[Exercise]:
All entries below are to be set down again, identical to the source.

[Stored data]:
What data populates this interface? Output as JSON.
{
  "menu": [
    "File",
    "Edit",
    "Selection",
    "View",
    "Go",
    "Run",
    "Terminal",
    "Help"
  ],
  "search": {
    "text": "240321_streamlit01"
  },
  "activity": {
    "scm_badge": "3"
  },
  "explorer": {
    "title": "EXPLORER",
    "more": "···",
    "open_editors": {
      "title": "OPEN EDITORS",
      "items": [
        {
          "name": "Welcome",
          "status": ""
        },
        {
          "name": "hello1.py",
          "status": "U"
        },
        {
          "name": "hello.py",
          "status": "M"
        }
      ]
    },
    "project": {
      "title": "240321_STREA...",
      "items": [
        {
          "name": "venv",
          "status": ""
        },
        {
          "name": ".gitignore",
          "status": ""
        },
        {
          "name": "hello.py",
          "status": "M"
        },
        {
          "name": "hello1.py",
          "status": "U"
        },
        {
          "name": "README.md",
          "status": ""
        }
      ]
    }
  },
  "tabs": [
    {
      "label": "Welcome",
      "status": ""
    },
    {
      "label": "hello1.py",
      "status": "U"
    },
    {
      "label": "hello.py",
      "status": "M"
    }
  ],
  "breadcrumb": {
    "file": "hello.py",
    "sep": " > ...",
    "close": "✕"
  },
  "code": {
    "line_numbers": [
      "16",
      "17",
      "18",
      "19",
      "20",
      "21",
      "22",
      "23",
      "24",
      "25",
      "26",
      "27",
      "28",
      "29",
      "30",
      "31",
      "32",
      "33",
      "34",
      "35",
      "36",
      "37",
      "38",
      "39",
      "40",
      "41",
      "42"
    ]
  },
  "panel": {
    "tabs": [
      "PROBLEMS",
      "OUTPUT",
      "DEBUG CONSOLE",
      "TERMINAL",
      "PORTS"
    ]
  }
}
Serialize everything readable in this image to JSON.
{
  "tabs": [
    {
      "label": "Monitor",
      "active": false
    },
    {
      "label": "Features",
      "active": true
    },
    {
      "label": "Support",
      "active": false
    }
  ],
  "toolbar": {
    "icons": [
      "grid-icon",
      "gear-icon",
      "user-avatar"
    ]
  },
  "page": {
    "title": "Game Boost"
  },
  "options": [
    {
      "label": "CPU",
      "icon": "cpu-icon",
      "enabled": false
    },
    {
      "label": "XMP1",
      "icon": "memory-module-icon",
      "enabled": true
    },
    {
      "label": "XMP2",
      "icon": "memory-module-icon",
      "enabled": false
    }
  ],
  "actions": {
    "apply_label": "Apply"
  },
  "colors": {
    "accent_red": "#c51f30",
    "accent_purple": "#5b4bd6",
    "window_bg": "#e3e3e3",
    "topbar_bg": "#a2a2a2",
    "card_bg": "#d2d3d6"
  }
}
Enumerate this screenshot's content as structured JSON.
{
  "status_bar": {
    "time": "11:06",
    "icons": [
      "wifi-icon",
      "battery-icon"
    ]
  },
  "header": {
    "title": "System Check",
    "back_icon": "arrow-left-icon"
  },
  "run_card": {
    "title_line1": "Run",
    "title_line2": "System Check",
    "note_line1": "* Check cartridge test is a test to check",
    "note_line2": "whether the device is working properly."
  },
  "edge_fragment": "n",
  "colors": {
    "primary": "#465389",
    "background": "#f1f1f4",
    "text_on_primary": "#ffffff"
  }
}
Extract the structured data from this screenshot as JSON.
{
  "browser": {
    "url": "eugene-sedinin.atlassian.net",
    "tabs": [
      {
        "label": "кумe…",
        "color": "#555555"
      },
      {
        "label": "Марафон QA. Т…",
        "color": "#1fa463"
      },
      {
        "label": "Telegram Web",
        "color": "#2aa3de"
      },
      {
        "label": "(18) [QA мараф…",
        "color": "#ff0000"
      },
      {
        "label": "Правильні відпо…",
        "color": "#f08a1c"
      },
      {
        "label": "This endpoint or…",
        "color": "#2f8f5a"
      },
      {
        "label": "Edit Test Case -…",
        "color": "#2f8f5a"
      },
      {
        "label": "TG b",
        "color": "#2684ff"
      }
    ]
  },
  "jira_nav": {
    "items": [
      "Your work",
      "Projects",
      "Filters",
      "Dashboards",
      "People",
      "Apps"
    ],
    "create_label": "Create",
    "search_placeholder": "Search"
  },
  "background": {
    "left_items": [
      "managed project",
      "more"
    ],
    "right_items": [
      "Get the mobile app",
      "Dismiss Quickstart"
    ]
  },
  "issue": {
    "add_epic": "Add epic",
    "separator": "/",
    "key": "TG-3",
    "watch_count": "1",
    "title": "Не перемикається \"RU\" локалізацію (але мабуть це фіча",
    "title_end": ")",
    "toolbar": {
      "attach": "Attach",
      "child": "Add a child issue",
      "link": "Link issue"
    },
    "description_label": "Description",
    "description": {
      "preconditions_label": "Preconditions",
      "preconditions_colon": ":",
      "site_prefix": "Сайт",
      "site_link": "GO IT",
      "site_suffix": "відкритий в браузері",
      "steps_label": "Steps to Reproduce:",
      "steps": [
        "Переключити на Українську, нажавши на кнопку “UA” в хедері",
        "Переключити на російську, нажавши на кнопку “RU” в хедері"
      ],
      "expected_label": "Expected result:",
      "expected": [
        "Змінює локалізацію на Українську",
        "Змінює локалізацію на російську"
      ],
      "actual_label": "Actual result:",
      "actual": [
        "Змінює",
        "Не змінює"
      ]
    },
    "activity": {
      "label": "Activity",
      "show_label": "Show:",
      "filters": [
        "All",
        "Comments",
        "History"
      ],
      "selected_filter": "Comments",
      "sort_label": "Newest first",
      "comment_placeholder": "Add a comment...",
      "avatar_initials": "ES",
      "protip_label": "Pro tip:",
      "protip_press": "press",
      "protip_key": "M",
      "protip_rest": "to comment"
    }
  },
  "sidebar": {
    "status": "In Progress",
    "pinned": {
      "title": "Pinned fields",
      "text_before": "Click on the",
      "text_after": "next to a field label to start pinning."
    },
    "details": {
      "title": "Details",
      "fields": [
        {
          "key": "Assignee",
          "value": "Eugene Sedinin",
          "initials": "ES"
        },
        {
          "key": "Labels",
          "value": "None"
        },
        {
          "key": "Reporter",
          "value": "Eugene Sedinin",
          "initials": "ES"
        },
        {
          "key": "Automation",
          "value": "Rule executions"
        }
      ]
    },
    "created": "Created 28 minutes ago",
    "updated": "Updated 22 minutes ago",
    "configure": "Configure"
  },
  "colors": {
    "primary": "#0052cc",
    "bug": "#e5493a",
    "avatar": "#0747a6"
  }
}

[Final result]:
What data populates this interface? Output as JSON.
{
  "menu": [
    "File",
    "Edit",
    "Selection",
    "View",
    "Go",
    "Run",
    "Terminal",
    "Help"
  ],
  "search": {
    "text": "240321_streamlit01"
  },
  "activity": {
    "scm_badge": "3"
  },
  "explorer": {
    "title": "EXPLORER",
    "more": "···",
    "open_editors": {
      "title": "OPEN EDITORS",
      "items": [
        {
          "name": "Welcome",
          "status": ""
        },
        {
          "name": "hello1.py",
          "status": "U"
        },
        {
          "name": "hello.py",
          "status": "M"
        }
      ]
    },
    "project": {
      "title": "240321_STREA...",
      "items": [
        {
          "name": "venv",
          "status": ""
        },
        {
          "name": ".gitignore",
          "status": ""
        },
        {
          "name": "hello.py",
          "status": "M"
        },
        {
          "name": "hello1.py",
          "status": "U"
        },
        {
          "name": "README.md",
          "status": ""
        }
      ]
    }
  },
  "tabs": [
    {
      "label": "Welcome",
      "status": ""
    },
    {
      "label": "hello1.py",
      "status": "U"
    },
    {
      "label": "hello.py",
      "status": "M"
    }
  ],
  "breadcrumb": {
    "file": "hello.py",
    "sep": " > ...",
    "close": "✕"
  },
  "code": {
    "line_numbers": [
      "16",
      "17",
      "18",
      "19",
      "20",
      "21",
      "22",
      "23",
      "24",
      "25",
      "26",
      "27",
      "28",
      "29",
      "30",
      "31",
      "32",
      "33",
      "34",
      "35",
      "36",
      "37",
      "38",
      "39",
      "40",
      "41",
      "42"
    ]
  },
  "panel": {
    "tabs": [
      "PROBLEMS",
      "OUTPUT",
      "DEBUG CONSOLE",
      "TERMINAL",
      "PORTS"
    ]
  }
}
Serialize everything readable in this image to JSON.
{
  "tabs": [
    {
      "label": "Monitor",
      "active": false
    },
    {
      "label": "Features",
      "active": true
    },
    {
      "label": "Support",
      "active": false
    }
  ],
  "toolbar": {
    "icons": [
      "grid-icon",
      "gear-icon",
      "user-avatar"
    ]
  },
  "page": {
    "title": "Game Boost"
  },
  "options": [
    {
      "label": "CPU",
      "icon": "cpu-icon",
      "enabled": false
    },
    {
      "label": "XMP1",
      "icon": "memory-module-icon",
      "enabled": true
    },
    {
      "label": "XMP2",
      "icon": "memory-module-icon",
      "enabled": false
    }
  ],
  "actions": {
    "apply_label": "Apply"
  },
  "colors": {
    "accent_red": "#c51f30",
    "accent_purple": "#5b4bd6",
    "window_bg": "#e3e3e3",
    "topbar_bg": "#a2a2a2",
    "card_bg": "#d2d3d6"
  }
}
Enumerate this screenshot's content as structured JSON.
{
  "status_bar": {
    "time": "11:06",
    "icons": [
      "wifi-icon",
      "battery-icon"
    ]
  },
  "header": {
    "title": "System Check",
    "back_icon": "arrow-left-icon"
  },
  "run_card": {
    "title_line1": "Run",
    "title_line2": "System Check",
    "note_line1": "* Check cartridge test is a test to check",
    "note_line2": "whether the device is working properly."
  },
  "edge_fragment": "n",
  "colors": {
    "primary": "#465389",
    "background": "#f1f1f4",
    "text_on_primary": "#ffffff"
  }
}
Extract the structured data from this screenshot as JSON.
{
  "browser": {
    "url": "eugene-sedinin.atlassian.net",
    "tabs": [
      {
        "label": "кумe…",
        "color": "#555555"
      },
      {
        "label": "Марафон QA. Т…",
        "color": "#1fa463"
      },
      {
        "label": "Telegram Web",
        "color": "#2aa3de"
      },
      {
        "label": "(18) [QA мараф…",
        "color": "#ff0000"
      },
      {
        "label": "Правильні відпо…",
        "color": "#f08a1c"
      },
      {
        "label": "This endpoint or…",
        "color": "#2f8f5a"
      },
      {
        "label": "Edit Test Case -…",
        "color": "#2f8f5a"
      },
      {
        "label": "TG b",
        "color": "#2684ff"
      }
    ]
  },
  "jira_nav": {
    "items": [
      "Your work",
      "Projects",
      "Filters",
      "Dashboards",
      "People",
      "Apps"
    ],
    "create_label": "Create",
    "search_placeholder": "Search"
  },
  "background": {
    "left_items": [
      "managed project",
      "more"
    ],
    "right_items": [
      "Get the mobile app",
      "Dismiss Quickstart"
    ]
  },
  "issue": {
    "add_epic": "Add epic",
    "separator": "/",
    "key": "TG-3",
    "watch_count": "1",
    "title": "Не перемикається \"RU\" локалізацію (але мабуть це фіча",
    "title_end": ")",
    "toolbar": {
      "attach": "Attach",
      "child": "Add a child issue",
      "link": "Link issue"
    },
    "description_label": "Description",
    "description": {
      "preconditions_label": "Preconditions",
      "preconditions_colon": ":",
      "site_prefix": "Сайт",
      "site_link": "GO IT",
      "site_suffix": "відкритий в браузері",
      "steps_label": "Steps to Reproduce:",
      "steps": [
        "Переключити на Українську, нажавши на кнопку “UA” в хедері",
        "Переключити на російську, нажавши на кнопку “RU” в хедері"
      ],
      "expected_label": "Expected result:",
      "expected": [
        "Змінює локалізацію на Українську",
        "Змінює локалізацію на російську"
      ],
      "actual_label": "Actual result:",
      "actual": [
        "Змінює",
        "Не змінює"
      ]
    },
    "activity": {
      "label": "Activity",
      "show_label": "Show:",
      "filters": [
        "All",
        "Comments",
        "History"
      ],
      "selected_filter": "Comments",
      "sort_label": "Newest first",
      "comment_placeholder": "Add a comment...",
      "avatar_initials": "ES",
      "protip_label": "Pro tip:",
      "protip_press": "press",
      "protip_key": "M",
      "protip_rest": "to comment"
    }
  },
  "sidebar": {
    "status": "In Progress",
    "pinned": {
      "title": "Pinned fields",
      "text_before": "Click on the",
      "text_after": "next to a field label to start pinning."
    },
    "details": {
      "title": "Details",
      "fields": [
        {
          "key": "Assignee",
          "value": "Eugene Sedinin",
          "initials": "ES"
        },
        {
          "key": "Labels",
          "value": "None"
        },
        {
          "key": "Reporter",
          "value": "Eugene Sedinin",
          "initials": "ES"
        },
        {
          "key": "Automation",
          "value": "Rule executions"
        }
      ]
    },
    "created": "Created 28 minutes ago",
    "updated": "Updated 22 minutes ago",
    "configure": "Configure"
  },
  "colors": {
    "primary": "#0052cc",
    "bug": "#e5493a",
    "avatar": "#0747a6"
  }
}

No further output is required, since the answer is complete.